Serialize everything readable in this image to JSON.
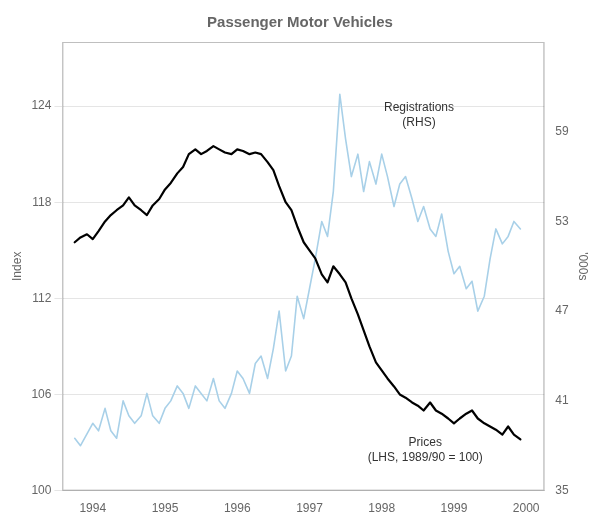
{
  "chart_data": {
    "type": "line",
    "title": "Passenger Motor Vehicles",
    "ylabel": "Index",
    "y2label": "'000s",
    "annotations": [
      "Registrations\n(RHS)",
      "Prices\n(LHS, 1989/90 = 100)"
    ],
    "xlim": [
      1993.58,
      2000.25
    ],
    "xticks": [
      1994,
      1995,
      1996,
      1997,
      1998,
      1999,
      2000
    ],
    "ylim": [
      100,
      128
    ],
    "yticks": [
      100,
      106,
      112,
      118,
      124
    ],
    "y2lim": [
      35,
      65
    ],
    "y2ticks": [
      35,
      41,
      47,
      53,
      59
    ],
    "grid": true,
    "x": [
      1993.75,
      1993.83,
      1993.92,
      1994.0,
      1994.08,
      1994.17,
      1994.25,
      1994.33,
      1994.42,
      1994.5,
      1994.58,
      1994.67,
      1994.75,
      1994.83,
      1994.92,
      1995.0,
      1995.08,
      1995.17,
      1995.25,
      1995.33,
      1995.42,
      1995.5,
      1995.58,
      1995.67,
      1995.75,
      1995.83,
      1995.92,
      1996.0,
      1996.08,
      1996.17,
      1996.25,
      1996.33,
      1996.42,
      1996.5,
      1996.58,
      1996.67,
      1996.75,
      1996.83,
      1996.92,
      1997.0,
      1997.08,
      1997.17,
      1997.25,
      1997.33,
      1997.42,
      1997.5,
      1997.58,
      1997.67,
      1997.75,
      1997.83,
      1997.92,
      1998.0,
      1998.08,
      1998.17,
      1998.25,
      1998.33,
      1998.42,
      1998.5,
      1998.58,
      1998.67,
      1998.75,
      1998.83,
      1998.92,
      1999.0,
      1999.08,
      1999.17,
      1999.25,
      1999.33,
      1999.42,
      1999.5,
      1999.58,
      1999.67,
      1999.75,
      1999.83,
      1999.92
    ],
    "series": [
      {
        "color": "#a8d0e8",
        "axis": "y2",
        "values": [
          38.5,
          38.0,
          38.8,
          39.5,
          39.0,
          40.5,
          39.0,
          38.5,
          41.0,
          40.0,
          39.5,
          40.0,
          41.5,
          40.0,
          39.5,
          40.5,
          41.0,
          42.0,
          41.5,
          40.5,
          42.0,
          41.5,
          41.0,
          42.5,
          41.0,
          40.5,
          41.5,
          43.0,
          42.5,
          41.5,
          43.5,
          44.0,
          42.5,
          44.5,
          47.0,
          43.0,
          44.0,
          48.0,
          46.5,
          48.5,
          50.5,
          53.0,
          52.0,
          55.0,
          61.5,
          58.5,
          56.0,
          57.5,
          55.0,
          57.0,
          55.5,
          57.5,
          56.0,
          54.0,
          55.5,
          56.0,
          54.5,
          53.0,
          54.0,
          52.5,
          52.0,
          53.5,
          51.0,
          49.5,
          50.0,
          48.5,
          49.0,
          47.0,
          48.0,
          50.5,
          52.5,
          51.5,
          52.0,
          53.0,
          52.5
        ]
      },
      {
        "color": "#000000",
        "values": [
          115.5,
          115.8,
          116.0,
          115.7,
          116.2,
          116.8,
          117.2,
          117.5,
          117.8,
          118.3,
          117.8,
          117.5,
          117.2,
          117.8,
          118.2,
          118.8,
          119.2,
          119.8,
          120.2,
          121.0,
          121.3,
          121.0,
          121.2,
          121.5,
          121.3,
          121.1,
          121.0,
          121.3,
          121.2,
          121.0,
          121.1,
          121.0,
          120.5,
          120.0,
          119.0,
          118.0,
          117.5,
          116.5,
          115.5,
          115.0,
          114.5,
          113.5,
          113.0,
          114.0,
          113.5,
          113.0,
          112.0,
          111.0,
          110.0,
          109.0,
          108.0,
          107.5,
          107.0,
          106.5,
          106.0,
          105.8,
          105.5,
          105.3,
          105.0,
          105.5,
          105.0,
          104.8,
          104.5,
          104.2,
          104.5,
          104.8,
          105.0,
          104.5,
          104.2,
          104.0,
          103.8,
          103.5,
          104.0,
          103.5,
          103.2
        ]
      }
    ]
  }
}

-----

Each line of the data is to be duplicated exactly; pictures stay out of the copy.

Serialize everything readable in this image to JSON.
{
  "chart_data": {
    "type": "line",
    "title": "Passenger Motor Vehicles",
    "ylabel": "Index",
    "y2label": "'000s",
    "annotations": [
      "Registrations\n(RHS)",
      "Prices\n(LHS, 1989/90 = 100)"
    ],
    "xlim": [
      1993.58,
      2000.25
    ],
    "xticks": [
      1994,
      1995,
      1996,
      1997,
      1998,
      1999,
      2000
    ],
    "ylim": [
      100,
      128
    ],
    "yticks": [
      100,
      106,
      112,
      118,
      124
    ],
    "y2lim": [
      35,
      65
    ],
    "y2ticks": [
      35,
      41,
      47,
      53,
      59
    ],
    "grid": true,
    "x": [
      1993.75,
      1993.83,
      1993.92,
      1994.0,
      1994.08,
      1994.17,
      1994.25,
      1994.33,
      1994.42,
      1994.5,
      1994.58,
      1994.67,
      1994.75,
      1994.83,
      1994.92,
      1995.0,
      1995.08,
      1995.17,
      1995.25,
      1995.33,
      1995.42,
      1995.5,
      1995.58,
      1995.67,
      1995.75,
      1995.83,
      1995.92,
      1996.0,
      1996.08,
      1996.17,
      1996.25,
      1996.33,
      1996.42,
      1996.5,
      1996.58,
      1996.67,
      1996.75,
      1996.83,
      1996.92,
      1997.0,
      1997.08,
      1997.17,
      1997.25,
      1997.33,
      1997.42,
      1997.5,
      1997.58,
      1997.67,
      1997.75,
      1997.83,
      1997.92,
      1998.0,
      1998.08,
      1998.17,
      1998.25,
      1998.33,
      1998.42,
      1998.5,
      1998.58,
      1998.67,
      1998.75,
      1998.83,
      1998.92,
      1999.0,
      1999.08,
      1999.17,
      1999.25,
      1999.33,
      1999.42,
      1999.5,
      1999.58,
      1999.67,
      1999.75,
      1999.83,
      1999.92
    ],
    "series": [
      {
        "color": "#a8d0e8",
        "axis": "y2",
        "values": [
          38.5,
          38.0,
          38.8,
          39.5,
          39.0,
          40.5,
          39.0,
          38.5,
          41.0,
          40.0,
          39.5,
          40.0,
          41.5,
          40.0,
          39.5,
          40.5,
          41.0,
          42.0,
          41.5,
          40.5,
          42.0,
          41.5,
          41.0,
          42.5,
          41.0,
          40.5,
          41.5,
          43.0,
          42.5,
          41.5,
          43.5,
          44.0,
          42.5,
          44.5,
          47.0,
          43.0,
          44.0,
          48.0,
          46.5,
          48.5,
          50.5,
          53.0,
          52.0,
          55.0,
          61.5,
          58.5,
          56.0,
          57.5,
          55.0,
          57.0,
          55.5,
          57.5,
          56.0,
          54.0,
          55.5,
          56.0,
          54.5,
          53.0,
          54.0,
          52.5,
          52.0,
          53.5,
          51.0,
          49.5,
          50.0,
          48.5,
          49.0,
          47.0,
          48.0,
          50.5,
          52.5,
          51.5,
          52.0,
          53.0,
          52.5
        ]
      },
      {
        "color": "#000000",
        "values": [
          115.5,
          115.8,
          116.0,
          115.7,
          116.2,
          116.8,
          117.2,
          117.5,
          117.8,
          118.3,
          117.8,
          117.5,
          117.2,
          117.8,
          118.2,
          118.8,
          119.2,
          119.8,
          120.2,
          121.0,
          121.3,
          121.0,
          121.2,
          121.5,
          121.3,
          121.1,
          121.0,
          121.3,
          121.2,
          121.0,
          121.1,
          121.0,
          120.5,
          120.0,
          119.0,
          118.0,
          117.5,
          116.5,
          115.5,
          115.0,
          114.5,
          113.5,
          113.0,
          114.0,
          113.5,
          113.0,
          112.0,
          111.0,
          110.0,
          109.0,
          108.0,
          107.5,
          107.0,
          106.5,
          106.0,
          105.8,
          105.5,
          105.3,
          105.0,
          105.5,
          105.0,
          104.8,
          104.5,
          104.2,
          104.5,
          104.8,
          105.0,
          104.5,
          104.2,
          104.0,
          103.8,
          103.5,
          104.0,
          103.5,
          103.2
        ]
      }
    ]
  }
}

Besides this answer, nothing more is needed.